Data extracted from a collection
------------

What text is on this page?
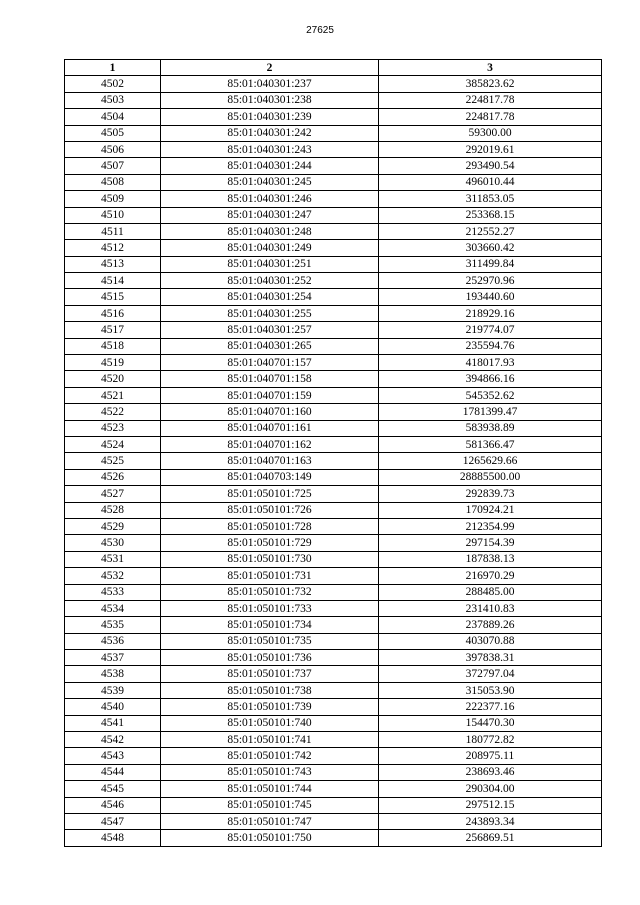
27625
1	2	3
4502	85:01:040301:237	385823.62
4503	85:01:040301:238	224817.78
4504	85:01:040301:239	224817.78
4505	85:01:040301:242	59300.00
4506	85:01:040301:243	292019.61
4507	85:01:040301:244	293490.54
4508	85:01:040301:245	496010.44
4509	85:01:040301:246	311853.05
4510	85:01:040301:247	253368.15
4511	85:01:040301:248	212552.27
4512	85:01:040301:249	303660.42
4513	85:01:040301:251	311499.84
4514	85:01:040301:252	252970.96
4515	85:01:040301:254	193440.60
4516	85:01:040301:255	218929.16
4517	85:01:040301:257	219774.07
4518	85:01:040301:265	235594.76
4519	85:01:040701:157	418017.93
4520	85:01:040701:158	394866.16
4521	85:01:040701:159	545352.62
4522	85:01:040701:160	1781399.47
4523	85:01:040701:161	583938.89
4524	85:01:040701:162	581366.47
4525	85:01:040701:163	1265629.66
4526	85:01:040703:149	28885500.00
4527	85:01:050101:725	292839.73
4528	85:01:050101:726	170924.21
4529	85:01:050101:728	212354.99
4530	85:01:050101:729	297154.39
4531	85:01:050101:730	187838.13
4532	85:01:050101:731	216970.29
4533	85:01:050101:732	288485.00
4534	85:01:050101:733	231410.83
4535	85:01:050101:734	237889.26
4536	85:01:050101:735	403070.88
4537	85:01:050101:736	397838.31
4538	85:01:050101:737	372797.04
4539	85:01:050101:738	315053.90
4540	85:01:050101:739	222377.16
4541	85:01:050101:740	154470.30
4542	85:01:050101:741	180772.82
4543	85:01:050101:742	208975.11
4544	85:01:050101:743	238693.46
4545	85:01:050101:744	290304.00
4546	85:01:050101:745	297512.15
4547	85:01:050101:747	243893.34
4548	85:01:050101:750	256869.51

------------

Stated exercise. Every entry should be returned exactly as written, minus the pictures.

Final result.
What text is on this page?
27625
1	2	3
4502	85:01:040301:237	385823.62
4503	85:01:040301:238	224817.78
4504	85:01:040301:239	224817.78
4505	85:01:040301:242	59300.00
4506	85:01:040301:243	292019.61
4507	85:01:040301:244	293490.54
4508	85:01:040301:245	496010.44
4509	85:01:040301:246	311853.05
4510	85:01:040301:247	253368.15
4511	85:01:040301:248	212552.27
4512	85:01:040301:249	303660.42
4513	85:01:040301:251	311499.84
4514	85:01:040301:252	252970.96
4515	85:01:040301:254	193440.60
4516	85:01:040301:255	218929.16
4517	85:01:040301:257	219774.07
4518	85:01:040301:265	235594.76
4519	85:01:040701:157	418017.93
4520	85:01:040701:158	394866.16
4521	85:01:040701:159	545352.62
4522	85:01:040701:160	1781399.47
4523	85:01:040701:161	583938.89
4524	85:01:040701:162	581366.47
4525	85:01:040701:163	1265629.66
4526	85:01:040703:149	28885500.00
4527	85:01:050101:725	292839.73
4528	85:01:050101:726	170924.21
4529	85:01:050101:728	212354.99
4530	85:01:050101:729	297154.39
4531	85:01:050101:730	187838.13
4532	85:01:050101:731	216970.29
4533	85:01:050101:732	288485.00
4534	85:01:050101:733	231410.83
4535	85:01:050101:734	237889.26
4536	85:01:050101:735	403070.88
4537	85:01:050101:736	397838.31
4538	85:01:050101:737	372797.04
4539	85:01:050101:738	315053.90
4540	85:01:050101:739	222377.16
4541	85:01:050101:740	154470.30
4542	85:01:050101:741	180772.82
4543	85:01:050101:742	208975.11
4544	85:01:050101:743	238693.46
4545	85:01:050101:744	290304.00
4546	85:01:050101:745	297512.15
4547	85:01:050101:747	243893.34
4548	85:01:050101:750	256869.51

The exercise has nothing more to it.